[THE RECORDS]
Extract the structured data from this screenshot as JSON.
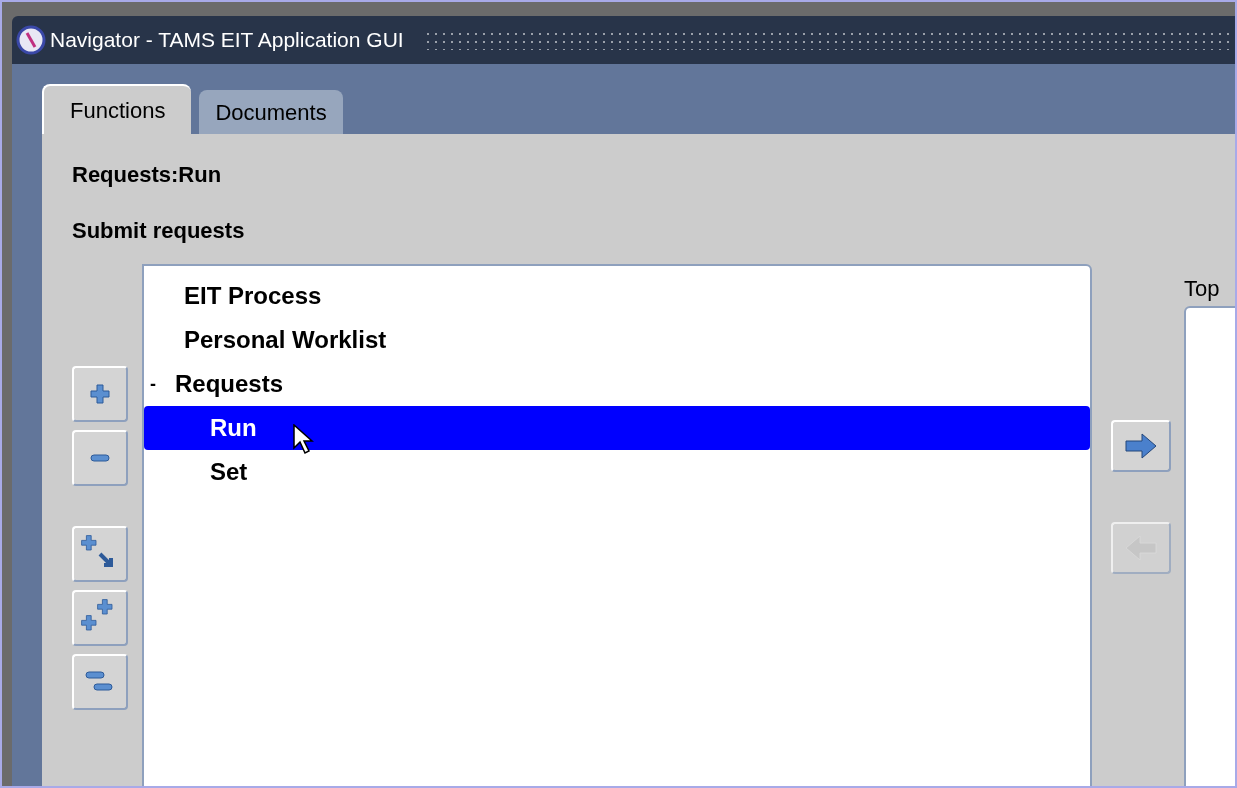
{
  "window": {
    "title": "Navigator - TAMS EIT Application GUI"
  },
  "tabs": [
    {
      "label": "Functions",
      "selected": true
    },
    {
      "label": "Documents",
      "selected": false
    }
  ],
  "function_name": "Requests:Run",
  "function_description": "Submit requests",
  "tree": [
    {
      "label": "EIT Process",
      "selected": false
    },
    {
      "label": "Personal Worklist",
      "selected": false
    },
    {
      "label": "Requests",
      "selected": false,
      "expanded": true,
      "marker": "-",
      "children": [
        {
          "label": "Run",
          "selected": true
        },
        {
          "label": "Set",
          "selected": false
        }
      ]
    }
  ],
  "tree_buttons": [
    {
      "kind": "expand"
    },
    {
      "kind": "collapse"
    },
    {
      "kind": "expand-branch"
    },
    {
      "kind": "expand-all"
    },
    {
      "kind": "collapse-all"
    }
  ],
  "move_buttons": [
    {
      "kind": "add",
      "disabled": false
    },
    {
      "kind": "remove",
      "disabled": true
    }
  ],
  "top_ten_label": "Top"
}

[YOUR GOAL] What is the number of lines in the listing that contain the string "selected"? Reply with that number alone.

[SOLUTION TO THIS EXERCISE] 7